- [Task objective]:
Copy out each line of the material below with no changes.

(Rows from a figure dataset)
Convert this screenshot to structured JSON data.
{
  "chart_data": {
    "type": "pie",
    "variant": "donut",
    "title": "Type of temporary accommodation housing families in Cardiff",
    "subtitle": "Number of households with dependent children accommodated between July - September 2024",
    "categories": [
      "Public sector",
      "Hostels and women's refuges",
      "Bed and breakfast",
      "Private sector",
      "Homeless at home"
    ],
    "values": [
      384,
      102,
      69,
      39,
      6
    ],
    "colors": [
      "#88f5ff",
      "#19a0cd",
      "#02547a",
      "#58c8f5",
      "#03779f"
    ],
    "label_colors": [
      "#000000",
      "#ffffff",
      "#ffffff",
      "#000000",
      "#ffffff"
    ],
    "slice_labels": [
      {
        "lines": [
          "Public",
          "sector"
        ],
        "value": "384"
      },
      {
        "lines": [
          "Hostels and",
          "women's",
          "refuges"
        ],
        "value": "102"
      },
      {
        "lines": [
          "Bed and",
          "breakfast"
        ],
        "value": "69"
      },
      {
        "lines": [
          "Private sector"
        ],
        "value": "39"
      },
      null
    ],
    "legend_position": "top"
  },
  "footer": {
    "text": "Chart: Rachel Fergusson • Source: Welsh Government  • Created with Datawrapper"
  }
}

- [Exercise output]:
Convert this screenshot to structured JSON data.
{
  "chart_data": {
    "type": "pie",
    "variant": "donut",
    "title": "Type of temporary accommodation housing families in Cardiff",
    "subtitle": "Number of households with dependent children accommodated between July - September 2024",
    "categories": [
      "Public sector",
      "Hostels and women's refuges",
      "Bed and breakfast",
      "Private sector",
      "Homeless at home"
    ],
    "values": [
      384,
      102,
      69,
      39,
      6
    ],
    "colors": [
      "#88f5ff",
      "#19a0cd",
      "#02547a",
      "#58c8f5",
      "#03779f"
    ],
    "label_colors": [
      "#000000",
      "#ffffff",
      "#ffffff",
      "#000000",
      "#ffffff"
    ],
    "slice_labels": [
      {
        "lines": [
          "Public",
          "sector"
        ],
        "value": "384"
      },
      {
        "lines": [
          "Hostels and",
          "women's",
          "refuges"
        ],
        "value": "102"
      },
      {
        "lines": [
          "Bed and",
          "breakfast"
        ],
        "value": "69"
      },
      {
        "lines": [
          "Private sector"
        ],
        "value": "39"
      },
      null
    ],
    "legend_position": "top"
  },
  "footer": {
    "text": "Chart: Rachel Fergusson • Source: Welsh Government  • Created with Datawrapper"
  }
}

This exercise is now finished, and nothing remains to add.